Given instruction -> Transcribe the data word for word, from the first line through the line containing "front-rail-1 [104,119,568,134]", including that line.

※

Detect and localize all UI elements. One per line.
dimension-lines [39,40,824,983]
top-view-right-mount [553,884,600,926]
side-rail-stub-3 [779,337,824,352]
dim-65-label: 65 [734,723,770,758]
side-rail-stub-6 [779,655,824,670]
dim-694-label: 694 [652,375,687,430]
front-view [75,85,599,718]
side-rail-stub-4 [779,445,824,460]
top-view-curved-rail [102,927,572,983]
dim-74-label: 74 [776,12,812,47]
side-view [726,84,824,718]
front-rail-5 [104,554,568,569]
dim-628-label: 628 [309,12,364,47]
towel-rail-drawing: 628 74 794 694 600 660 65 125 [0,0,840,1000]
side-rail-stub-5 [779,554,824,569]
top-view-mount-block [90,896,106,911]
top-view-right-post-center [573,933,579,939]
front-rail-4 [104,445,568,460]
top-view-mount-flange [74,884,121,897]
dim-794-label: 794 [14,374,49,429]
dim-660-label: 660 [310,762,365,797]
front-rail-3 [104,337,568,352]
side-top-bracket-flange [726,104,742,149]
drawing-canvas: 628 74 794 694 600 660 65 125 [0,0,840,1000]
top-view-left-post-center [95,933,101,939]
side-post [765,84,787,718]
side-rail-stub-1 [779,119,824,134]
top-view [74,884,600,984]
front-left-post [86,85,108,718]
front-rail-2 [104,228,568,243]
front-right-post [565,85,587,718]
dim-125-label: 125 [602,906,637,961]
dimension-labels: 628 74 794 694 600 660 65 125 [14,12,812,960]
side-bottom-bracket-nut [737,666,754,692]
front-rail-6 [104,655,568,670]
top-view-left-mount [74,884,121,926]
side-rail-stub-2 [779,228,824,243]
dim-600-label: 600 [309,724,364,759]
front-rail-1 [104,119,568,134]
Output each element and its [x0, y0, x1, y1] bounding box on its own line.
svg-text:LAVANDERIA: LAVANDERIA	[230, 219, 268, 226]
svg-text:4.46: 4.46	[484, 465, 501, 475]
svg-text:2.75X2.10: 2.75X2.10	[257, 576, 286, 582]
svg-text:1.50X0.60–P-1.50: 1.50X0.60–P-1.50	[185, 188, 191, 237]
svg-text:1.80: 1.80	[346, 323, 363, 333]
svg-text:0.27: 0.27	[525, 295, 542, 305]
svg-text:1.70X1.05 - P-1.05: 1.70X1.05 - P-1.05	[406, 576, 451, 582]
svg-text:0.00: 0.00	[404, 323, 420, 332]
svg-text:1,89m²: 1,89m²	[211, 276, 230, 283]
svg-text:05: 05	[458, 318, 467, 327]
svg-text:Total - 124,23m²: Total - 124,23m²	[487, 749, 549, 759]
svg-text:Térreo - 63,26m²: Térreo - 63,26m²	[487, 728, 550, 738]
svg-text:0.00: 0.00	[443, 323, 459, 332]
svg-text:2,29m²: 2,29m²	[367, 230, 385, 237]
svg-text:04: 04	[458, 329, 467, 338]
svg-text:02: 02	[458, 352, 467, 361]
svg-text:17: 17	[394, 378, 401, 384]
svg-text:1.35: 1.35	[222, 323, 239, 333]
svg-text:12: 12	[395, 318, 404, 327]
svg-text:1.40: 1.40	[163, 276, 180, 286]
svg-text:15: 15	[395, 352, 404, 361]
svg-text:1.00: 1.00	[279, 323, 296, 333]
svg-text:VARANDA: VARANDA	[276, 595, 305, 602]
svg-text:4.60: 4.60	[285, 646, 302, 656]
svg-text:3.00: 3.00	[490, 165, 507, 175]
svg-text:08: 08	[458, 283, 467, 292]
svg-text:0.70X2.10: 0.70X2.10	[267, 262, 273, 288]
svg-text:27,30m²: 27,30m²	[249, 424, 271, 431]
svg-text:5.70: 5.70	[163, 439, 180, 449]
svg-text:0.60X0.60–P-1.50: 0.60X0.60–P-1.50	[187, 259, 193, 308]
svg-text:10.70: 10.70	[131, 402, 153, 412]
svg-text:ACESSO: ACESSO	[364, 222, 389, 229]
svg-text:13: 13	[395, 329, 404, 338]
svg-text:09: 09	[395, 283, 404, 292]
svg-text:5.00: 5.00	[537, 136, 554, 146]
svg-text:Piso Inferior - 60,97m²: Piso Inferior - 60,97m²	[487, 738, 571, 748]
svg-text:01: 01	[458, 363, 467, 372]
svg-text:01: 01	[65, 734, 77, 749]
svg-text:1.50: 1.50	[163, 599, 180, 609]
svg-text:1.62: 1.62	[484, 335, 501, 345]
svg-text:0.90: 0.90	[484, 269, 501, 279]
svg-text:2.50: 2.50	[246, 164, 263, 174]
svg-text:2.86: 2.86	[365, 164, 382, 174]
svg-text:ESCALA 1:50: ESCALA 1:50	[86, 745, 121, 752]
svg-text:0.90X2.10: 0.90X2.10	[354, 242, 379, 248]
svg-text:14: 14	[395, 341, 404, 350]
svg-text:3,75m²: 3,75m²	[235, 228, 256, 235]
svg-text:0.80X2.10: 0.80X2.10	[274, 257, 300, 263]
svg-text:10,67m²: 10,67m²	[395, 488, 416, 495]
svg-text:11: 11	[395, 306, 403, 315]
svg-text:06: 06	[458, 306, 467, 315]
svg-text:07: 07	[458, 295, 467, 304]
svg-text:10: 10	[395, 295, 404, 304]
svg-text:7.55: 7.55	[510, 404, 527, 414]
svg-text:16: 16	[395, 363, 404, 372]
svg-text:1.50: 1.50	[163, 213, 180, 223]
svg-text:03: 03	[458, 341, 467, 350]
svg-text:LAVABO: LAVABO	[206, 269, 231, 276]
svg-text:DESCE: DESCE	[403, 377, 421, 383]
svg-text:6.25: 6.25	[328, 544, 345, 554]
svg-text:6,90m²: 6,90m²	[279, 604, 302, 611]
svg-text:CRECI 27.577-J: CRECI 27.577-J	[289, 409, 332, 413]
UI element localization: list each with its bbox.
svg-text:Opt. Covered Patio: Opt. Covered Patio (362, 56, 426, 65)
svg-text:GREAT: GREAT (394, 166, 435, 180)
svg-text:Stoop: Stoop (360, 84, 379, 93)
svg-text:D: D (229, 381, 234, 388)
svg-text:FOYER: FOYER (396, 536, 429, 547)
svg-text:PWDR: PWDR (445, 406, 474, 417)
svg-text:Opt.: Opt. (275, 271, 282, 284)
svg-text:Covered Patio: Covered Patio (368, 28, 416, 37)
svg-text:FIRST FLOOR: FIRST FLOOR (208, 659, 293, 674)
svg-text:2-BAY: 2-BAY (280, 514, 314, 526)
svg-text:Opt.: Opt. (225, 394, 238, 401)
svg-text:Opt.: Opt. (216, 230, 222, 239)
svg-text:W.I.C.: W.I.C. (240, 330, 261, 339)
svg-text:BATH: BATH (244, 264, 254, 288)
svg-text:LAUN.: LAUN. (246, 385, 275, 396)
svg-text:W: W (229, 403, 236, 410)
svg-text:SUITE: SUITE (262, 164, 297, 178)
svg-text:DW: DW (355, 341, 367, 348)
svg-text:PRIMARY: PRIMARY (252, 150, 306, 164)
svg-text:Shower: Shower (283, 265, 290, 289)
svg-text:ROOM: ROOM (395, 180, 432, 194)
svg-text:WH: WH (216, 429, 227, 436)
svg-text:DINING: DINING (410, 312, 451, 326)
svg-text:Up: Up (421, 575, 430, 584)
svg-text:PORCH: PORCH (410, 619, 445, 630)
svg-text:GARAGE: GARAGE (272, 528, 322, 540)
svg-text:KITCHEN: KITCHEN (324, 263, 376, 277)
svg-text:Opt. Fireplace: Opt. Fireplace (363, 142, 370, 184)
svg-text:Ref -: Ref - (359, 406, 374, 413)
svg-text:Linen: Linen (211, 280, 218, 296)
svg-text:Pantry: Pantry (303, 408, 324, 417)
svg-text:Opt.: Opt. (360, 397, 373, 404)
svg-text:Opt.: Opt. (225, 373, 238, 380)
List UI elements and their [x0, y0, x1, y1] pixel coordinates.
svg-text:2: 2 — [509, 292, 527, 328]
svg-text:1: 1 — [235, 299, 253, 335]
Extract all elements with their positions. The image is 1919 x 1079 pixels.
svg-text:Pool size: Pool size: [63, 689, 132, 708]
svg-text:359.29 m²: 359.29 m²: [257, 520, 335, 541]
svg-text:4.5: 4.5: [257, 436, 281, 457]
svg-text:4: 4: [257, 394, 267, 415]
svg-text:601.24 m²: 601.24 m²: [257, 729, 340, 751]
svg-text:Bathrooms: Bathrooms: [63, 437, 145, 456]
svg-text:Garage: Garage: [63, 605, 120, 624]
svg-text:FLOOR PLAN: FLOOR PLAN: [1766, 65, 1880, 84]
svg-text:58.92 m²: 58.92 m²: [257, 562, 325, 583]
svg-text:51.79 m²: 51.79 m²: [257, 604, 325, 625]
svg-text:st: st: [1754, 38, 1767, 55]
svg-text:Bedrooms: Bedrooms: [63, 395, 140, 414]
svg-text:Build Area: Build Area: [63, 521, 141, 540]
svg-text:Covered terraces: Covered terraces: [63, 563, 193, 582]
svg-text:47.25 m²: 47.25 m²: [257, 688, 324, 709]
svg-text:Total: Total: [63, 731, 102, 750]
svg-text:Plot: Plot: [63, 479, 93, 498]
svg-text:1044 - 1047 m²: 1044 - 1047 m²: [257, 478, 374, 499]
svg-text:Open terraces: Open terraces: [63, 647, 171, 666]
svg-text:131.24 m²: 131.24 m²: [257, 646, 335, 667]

※

Right answer ->
Detect and localize all UI elements. One per line.
dimension-lines [39,40,824,983]
top-view-right-mount [553,884,600,926]
side-rail-stub-3 [779,337,824,352]
dim-65-label: 65 [734,723,770,758]
side-rail-stub-6 [779,655,824,670]
dim-694-label: 694 [652,375,687,430]
front-view [75,85,599,718]
side-rail-stub-4 [779,445,824,460]
top-view-curved-rail [102,927,572,983]
dim-74-label: 74 [776,12,812,47]
side-view [726,84,824,718]
front-rail-5 [104,554,568,569]
dim-628-label: 628 [309,12,364,47]
towel-rail-drawing: 628 74 794 694 600 660 65 125 [0,0,840,1000]
side-rail-stub-5 [779,554,824,569]
top-view-mount-block [90,896,106,911]
top-view-right-post-center [573,933,579,939]
front-rail-4 [104,445,568,460]
top-view-mount-flange [74,884,121,897]
dim-794-label: 794 [14,374,49,429]
dim-660-label: 660 [310,762,365,797]
front-rail-3 [104,337,568,352]
side-top-bracket-flange [726,104,742,149]
drawing-canvas: 628 74 794 694 600 660 65 125 [0,0,840,1000]
top-view-left-post-center [95,933,101,939]
side-post [765,84,787,718]
side-rail-stub-1 [779,119,824,134]
top-view [74,884,600,984]
front-left-post [86,85,108,718]
front-rail-2 [104,228,568,243]
front-right-post [565,85,587,718]
dim-125-label: 125 [602,906,637,961]
dimension-labels: 628 74 794 694 600 660 65 125 [14,12,812,960]
side-bottom-bracket-nut [737,666,754,692]
front-rail-6 [104,655,568,670]
top-view-left-mount [74,884,121,926]
side-rail-stub-2 [779,228,824,243]
dim-600-label: 600 [309,724,364,759]
front-rail-1 [104,119,568,134]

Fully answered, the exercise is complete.